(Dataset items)
********

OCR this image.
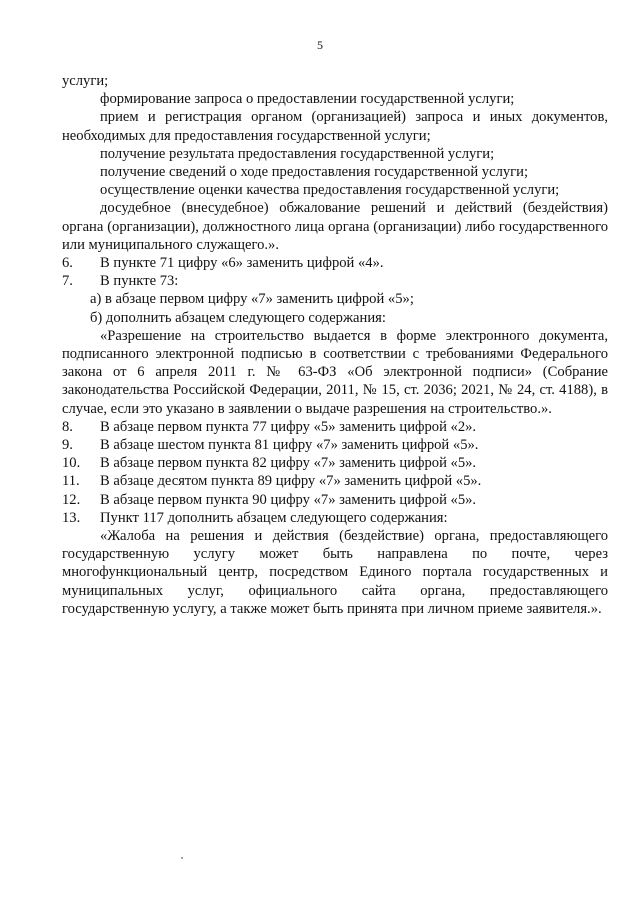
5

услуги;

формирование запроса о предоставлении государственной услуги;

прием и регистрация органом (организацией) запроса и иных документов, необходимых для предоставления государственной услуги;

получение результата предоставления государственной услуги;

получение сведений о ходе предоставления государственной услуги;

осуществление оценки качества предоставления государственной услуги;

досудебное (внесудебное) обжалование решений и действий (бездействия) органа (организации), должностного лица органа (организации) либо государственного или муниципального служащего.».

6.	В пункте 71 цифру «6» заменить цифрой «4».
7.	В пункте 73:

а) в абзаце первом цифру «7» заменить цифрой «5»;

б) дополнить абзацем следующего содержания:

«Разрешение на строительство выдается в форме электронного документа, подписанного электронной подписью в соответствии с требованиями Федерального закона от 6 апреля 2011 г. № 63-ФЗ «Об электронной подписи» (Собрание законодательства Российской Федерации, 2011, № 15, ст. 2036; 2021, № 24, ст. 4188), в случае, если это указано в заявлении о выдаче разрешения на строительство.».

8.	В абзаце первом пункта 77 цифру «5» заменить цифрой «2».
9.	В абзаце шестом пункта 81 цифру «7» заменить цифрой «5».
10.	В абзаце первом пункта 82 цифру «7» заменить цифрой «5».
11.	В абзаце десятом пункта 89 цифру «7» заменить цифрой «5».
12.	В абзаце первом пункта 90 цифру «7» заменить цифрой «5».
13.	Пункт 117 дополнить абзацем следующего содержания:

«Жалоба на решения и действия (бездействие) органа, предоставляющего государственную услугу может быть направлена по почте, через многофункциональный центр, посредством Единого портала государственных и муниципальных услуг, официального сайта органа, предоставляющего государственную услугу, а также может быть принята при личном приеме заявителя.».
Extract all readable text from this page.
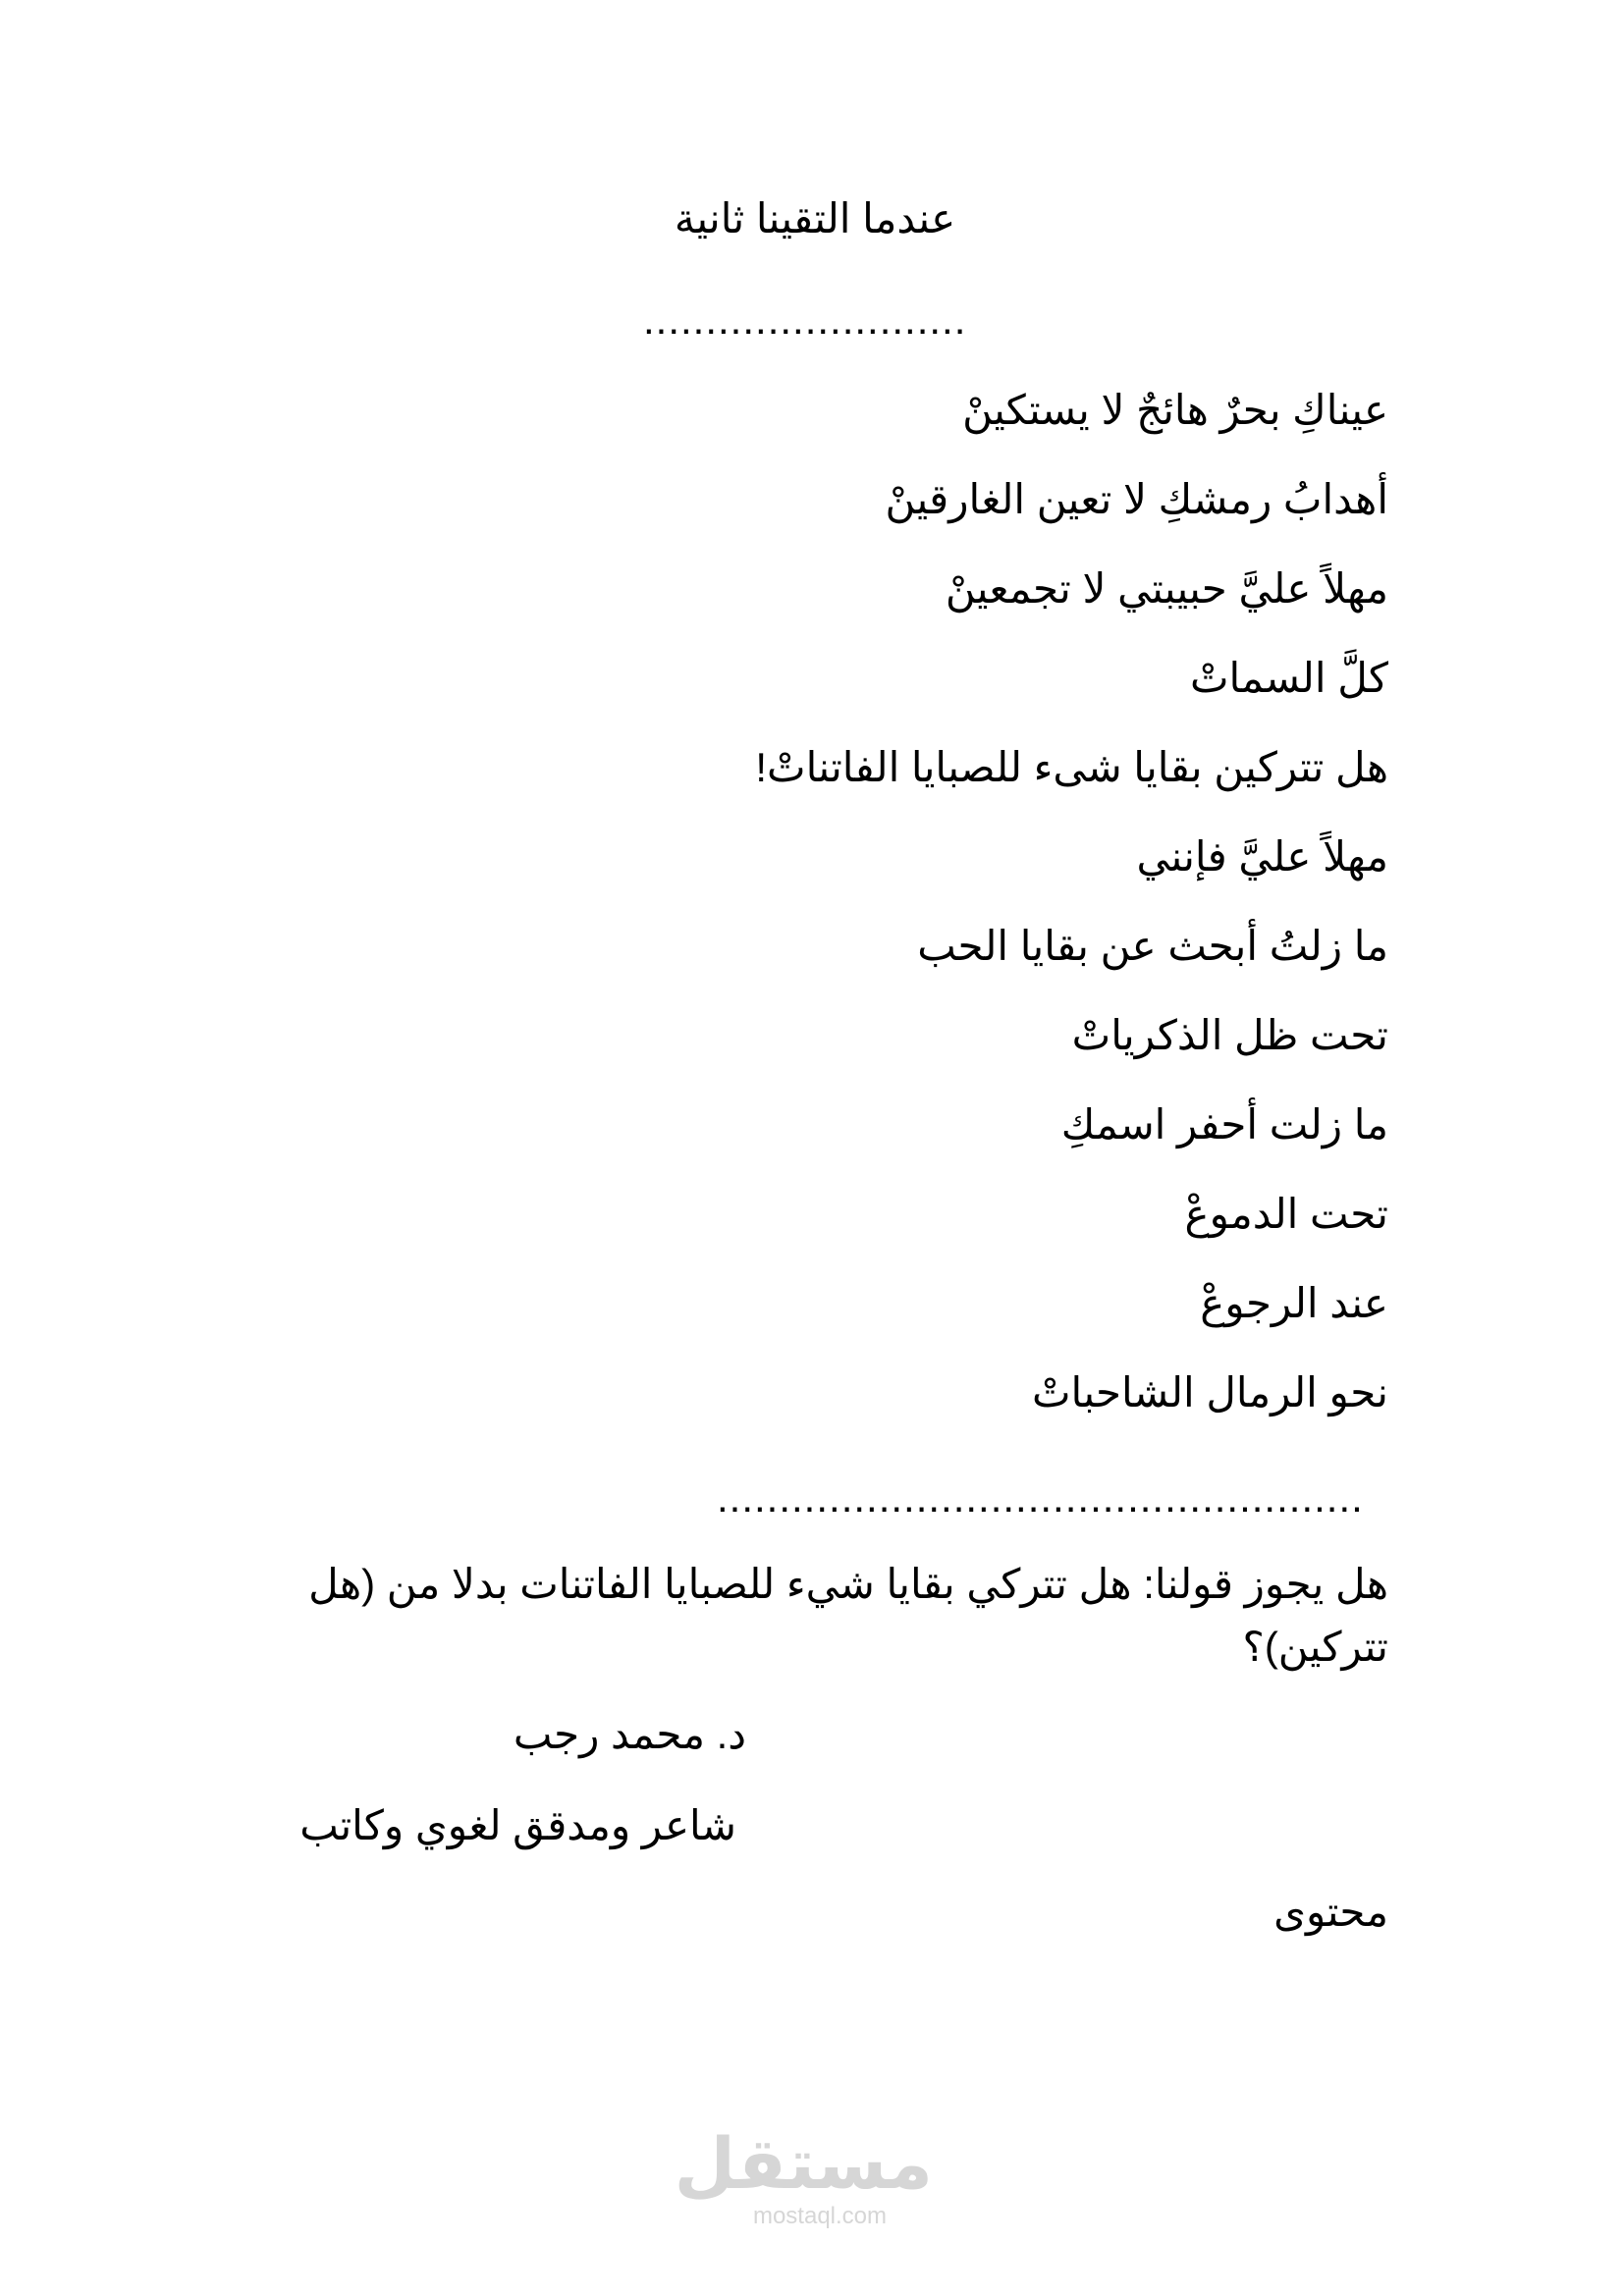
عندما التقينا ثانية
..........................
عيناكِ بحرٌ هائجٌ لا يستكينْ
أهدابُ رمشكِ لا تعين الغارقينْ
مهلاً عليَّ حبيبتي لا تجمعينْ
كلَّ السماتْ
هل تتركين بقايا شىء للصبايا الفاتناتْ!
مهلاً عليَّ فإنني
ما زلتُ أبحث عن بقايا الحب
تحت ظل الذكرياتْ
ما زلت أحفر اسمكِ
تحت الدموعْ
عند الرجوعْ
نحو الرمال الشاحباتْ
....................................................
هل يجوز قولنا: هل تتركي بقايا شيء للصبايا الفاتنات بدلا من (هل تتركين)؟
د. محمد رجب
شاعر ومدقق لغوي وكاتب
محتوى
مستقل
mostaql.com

********

** WHAT NEEDS TO BE DONE **
Quote precisely the lines of the data from the line containing "Extract all readable text from this page." through its final line, both included, excluding pictures.

** TASK OUTPUT **
Extract all readable text from this page.
عندما التقينا ثانية
..........................
عيناكِ بحرٌ هائجٌ لا يستكينْ
أهدابُ رمشكِ لا تعين الغارقينْ
مهلاً عليَّ حبيبتي لا تجمعينْ
كلَّ السماتْ
هل تتركين بقايا شىء للصبايا الفاتناتْ!
مهلاً عليَّ فإنني
ما زلتُ أبحث عن بقايا الحب
تحت ظل الذكرياتْ
ما زلت أحفر اسمكِ
تحت الدموعْ
عند الرجوعْ
نحو الرمال الشاحباتْ
....................................................
هل يجوز قولنا: هل تتركي بقايا شيء للصبايا الفاتنات بدلا من (هل تتركين)؟
د. محمد رجب
شاعر ومدقق لغوي وكاتب
محتوى
مستقل
mostaql.com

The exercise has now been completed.